··· DATASET ROWS ···

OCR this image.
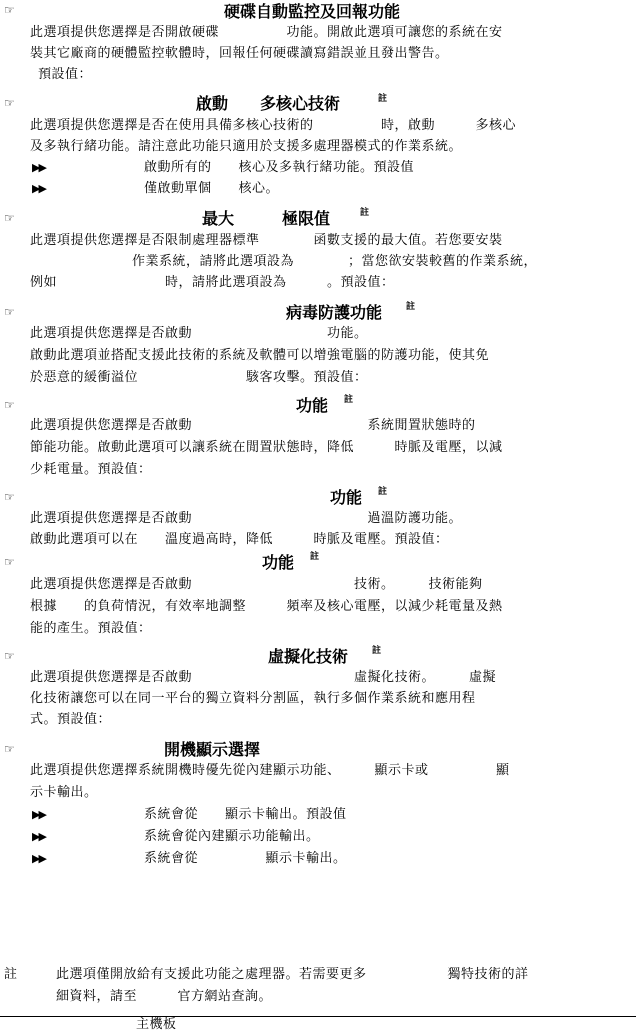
☞	硬碟自動監控及回報功能
此選項提供您選擇是否開啟硬碟　　　　　功能。開啟此選項可讓您的系統在安
裝其它廠商的硬體監控軟體時，回報任何硬碟讀寫錯誤並且發出警告。
預設值：
☞	啟動　　多核心技術	註
此選項提供您選擇是否在使用具備多核心技術的　　　　　時，啟動　　　多核心
及多執行緒功能。請注意此功能只適用於支援多處理器模式的作業系統。
▶▶	啟動所有的　　核心及多執行緒功能。預設值
▶▶	僅啟動單個　　核心。
☞	最大　　　極限值	註
此選項提供您選擇是否限制處理器標準　　　　函數支援的最大值。若您要安裝
作業系統，請將此選項設為　　　　；當您欲安裝較舊的作業系統，
例如　　　　　　　　時，請將此選項設為　　　。預設值：
☞	病毒防護功能	註
此選項提供您選擇是否啟動　　　　　　　　　　功能。
啟動此選項並搭配支援此技術的系統及軟體可以增強電腦的防護功能，使其免
於惡意的緩衝溢位　　　　　　　　駭客攻擊。預設值：
☞	功能 註
此選項提供您選擇是否啟動　　　　　　　　　　　　　系統閒置狀態時的
節能功能。啟動此選項可以讓系統在閒置狀態時，降低　　　時脈及電壓，以減
少耗電量。預設值：
☞	功能 註
此選項提供您選擇是否啟動　　　　　　　　　　　　　過溫防護功能。
啟動此選項可以在　　溫度過高時，降低　　　時脈及電壓。預設值：
☞	功能 註
此選項提供您選擇是否啟動　　　　　　　　　　　　技術。　　　技術能夠
根據　　的負荷情況，有效率地調整　　　頻率及核心電壓，以減少耗電量及熱
能的產生。預設值：
☞	虛擬化技術	註
此選項提供您選擇是否啟動　　　　　　　　　　　　虛擬化技術。　　　虛擬
化技術讓您可以在同一平台的獨立資料分割區，執行多個作業系統和應用程
式。預設值：
☞	開機顯示選擇
此選項提供您選擇系統開機時優先從內建顯示功能、　　　顯示卡或　　　　　顯
示卡輸出。
▶▶	系統會從　　顯示卡輸出。預設值
▶▶	系統會從內建顯示功能輸出。
▶▶	系統會從　　　　　顯示卡輸出。
註	此選項僅開放給有支援此功能之處理器。若需要更多　　　　　　獨特技術的詳
細資料，請至　　　官方網站查詢。
主機板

···

--- REQUIREMENTS ---
Which lines include the word "時脈及電壓"? Copy every one of them.

--- FULL OUTPUT ---
節能功能。啟動此選項可以讓系統在閒置狀態時，降低　　　時脈及電壓，以減
啟動此選項可以在　　溫度過高時，降低　　　時脈及電壓。預設值：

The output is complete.